**TASK TO COMPLETE:** Produce an exact copy of all the records.

**** DATA FOR THIS TASK ****

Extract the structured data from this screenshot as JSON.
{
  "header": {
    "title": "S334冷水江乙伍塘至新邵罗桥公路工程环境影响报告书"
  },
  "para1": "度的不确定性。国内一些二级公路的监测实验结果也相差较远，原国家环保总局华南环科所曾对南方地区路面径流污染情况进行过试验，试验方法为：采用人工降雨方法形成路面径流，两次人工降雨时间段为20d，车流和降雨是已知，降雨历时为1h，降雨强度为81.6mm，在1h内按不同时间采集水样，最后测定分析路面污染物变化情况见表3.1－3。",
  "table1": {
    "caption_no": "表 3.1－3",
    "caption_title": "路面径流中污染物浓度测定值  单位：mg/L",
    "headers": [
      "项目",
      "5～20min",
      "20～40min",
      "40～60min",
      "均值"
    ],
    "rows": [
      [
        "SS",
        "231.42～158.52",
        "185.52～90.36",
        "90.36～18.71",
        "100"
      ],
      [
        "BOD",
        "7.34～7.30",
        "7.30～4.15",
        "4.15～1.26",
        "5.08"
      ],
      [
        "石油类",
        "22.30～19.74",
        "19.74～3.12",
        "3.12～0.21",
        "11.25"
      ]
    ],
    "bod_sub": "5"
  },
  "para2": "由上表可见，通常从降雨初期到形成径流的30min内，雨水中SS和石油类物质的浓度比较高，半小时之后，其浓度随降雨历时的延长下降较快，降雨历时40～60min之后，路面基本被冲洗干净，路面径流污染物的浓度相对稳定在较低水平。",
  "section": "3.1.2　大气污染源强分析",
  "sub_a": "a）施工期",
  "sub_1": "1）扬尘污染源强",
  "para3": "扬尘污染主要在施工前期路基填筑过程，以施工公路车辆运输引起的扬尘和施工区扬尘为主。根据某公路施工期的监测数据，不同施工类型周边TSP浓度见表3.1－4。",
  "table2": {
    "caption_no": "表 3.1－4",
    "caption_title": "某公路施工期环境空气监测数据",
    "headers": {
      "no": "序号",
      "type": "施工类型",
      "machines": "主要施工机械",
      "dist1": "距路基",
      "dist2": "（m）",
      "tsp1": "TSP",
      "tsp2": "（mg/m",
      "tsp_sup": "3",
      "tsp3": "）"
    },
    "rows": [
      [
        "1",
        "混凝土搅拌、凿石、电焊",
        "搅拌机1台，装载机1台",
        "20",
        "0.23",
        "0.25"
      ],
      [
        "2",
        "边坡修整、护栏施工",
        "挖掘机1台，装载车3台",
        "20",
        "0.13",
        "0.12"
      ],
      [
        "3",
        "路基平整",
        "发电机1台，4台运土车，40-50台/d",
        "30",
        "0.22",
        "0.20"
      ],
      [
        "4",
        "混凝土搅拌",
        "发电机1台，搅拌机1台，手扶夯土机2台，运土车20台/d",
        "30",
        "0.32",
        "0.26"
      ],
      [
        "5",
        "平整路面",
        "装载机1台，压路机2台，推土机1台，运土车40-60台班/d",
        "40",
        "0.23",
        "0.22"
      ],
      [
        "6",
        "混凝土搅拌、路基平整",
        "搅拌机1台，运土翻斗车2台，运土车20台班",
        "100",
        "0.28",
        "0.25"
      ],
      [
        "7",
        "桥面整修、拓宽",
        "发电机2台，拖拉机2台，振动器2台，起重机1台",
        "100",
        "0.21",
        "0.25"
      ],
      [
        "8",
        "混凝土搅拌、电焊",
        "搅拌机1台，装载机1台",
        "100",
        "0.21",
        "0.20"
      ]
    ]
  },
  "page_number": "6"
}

****

**OUTPUT:**
Extract the structured data from this screenshot as JSON.
{
  "header": {
    "title": "S334冷水江乙伍塘至新邵罗桥公路工程环境影响报告书"
  },
  "para1": "度的不确定性。国内一些二级公路的监测实验结果也相差较远，原国家环保总局华南环科所曾对南方地区路面径流污染情况进行过试验，试验方法为：采用人工降雨方法形成路面径流，两次人工降雨时间段为20d，车流和降雨是已知，降雨历时为1h，降雨强度为81.6mm，在1h内按不同时间采集水样，最后测定分析路面污染物变化情况见表3.1－3。",
  "table1": {
    "caption_no": "表 3.1－3",
    "caption_title": "路面径流中污染物浓度测定值  单位：mg/L",
    "headers": [
      "项目",
      "5～20min",
      "20～40min",
      "40～60min",
      "均值"
    ],
    "rows": [
      [
        "SS",
        "231.42～158.52",
        "185.52～90.36",
        "90.36～18.71",
        "100"
      ],
      [
        "BOD",
        "7.34～7.30",
        "7.30～4.15",
        "4.15～1.26",
        "5.08"
      ],
      [
        "石油类",
        "22.30～19.74",
        "19.74～3.12",
        "3.12～0.21",
        "11.25"
      ]
    ],
    "bod_sub": "5"
  },
  "para2": "由上表可见，通常从降雨初期到形成径流的30min内，雨水中SS和石油类物质的浓度比较高，半小时之后，其浓度随降雨历时的延长下降较快，降雨历时40～60min之后，路面基本被冲洗干净，路面径流污染物的浓度相对稳定在较低水平。",
  "section": "3.1.2　大气污染源强分析",
  "sub_a": "a）施工期",
  "sub_1": "1）扬尘污染源强",
  "para3": "扬尘污染主要在施工前期路基填筑过程，以施工公路车辆运输引起的扬尘和施工区扬尘为主。根据某公路施工期的监测数据，不同施工类型周边TSP浓度见表3.1－4。",
  "table2": {
    "caption_no": "表 3.1－4",
    "caption_title": "某公路施工期环境空气监测数据",
    "headers": {
      "no": "序号",
      "type": "施工类型",
      "machines": "主要施工机械",
      "dist1": "距路基",
      "dist2": "（m）",
      "tsp1": "TSP",
      "tsp2": "（mg/m",
      "tsp_sup": "3",
      "tsp3": "）"
    },
    "rows": [
      [
        "1",
        "混凝土搅拌、凿石、电焊",
        "搅拌机1台，装载机1台",
        "20",
        "0.23",
        "0.25"
      ],
      [
        "2",
        "边坡修整、护栏施工",
        "挖掘机1台，装载车3台",
        "20",
        "0.13",
        "0.12"
      ],
      [
        "3",
        "路基平整",
        "发电机1台，4台运土车，40-50台/d",
        "30",
        "0.22",
        "0.20"
      ],
      [
        "4",
        "混凝土搅拌",
        "发电机1台，搅拌机1台，手扶夯土机2台，运土车20台/d",
        "30",
        "0.32",
        "0.26"
      ],
      [
        "5",
        "平整路面",
        "装载机1台，压路机2台，推土机1台，运土车40-60台班/d",
        "40",
        "0.23",
        "0.22"
      ],
      [
        "6",
        "混凝土搅拌、路基平整",
        "搅拌机1台，运土翻斗车2台，运土车20台班",
        "100",
        "0.28",
        "0.25"
      ],
      [
        "7",
        "桥面整修、拓宽",
        "发电机2台，拖拉机2台，振动器2台，起重机1台",
        "100",
        "0.21",
        "0.25"
      ],
      [
        "8",
        "混凝土搅拌、电焊",
        "搅拌机1台，装载机1台",
        "100",
        "0.21",
        "0.20"
      ]
    ]
  },
  "page_number": "6"
}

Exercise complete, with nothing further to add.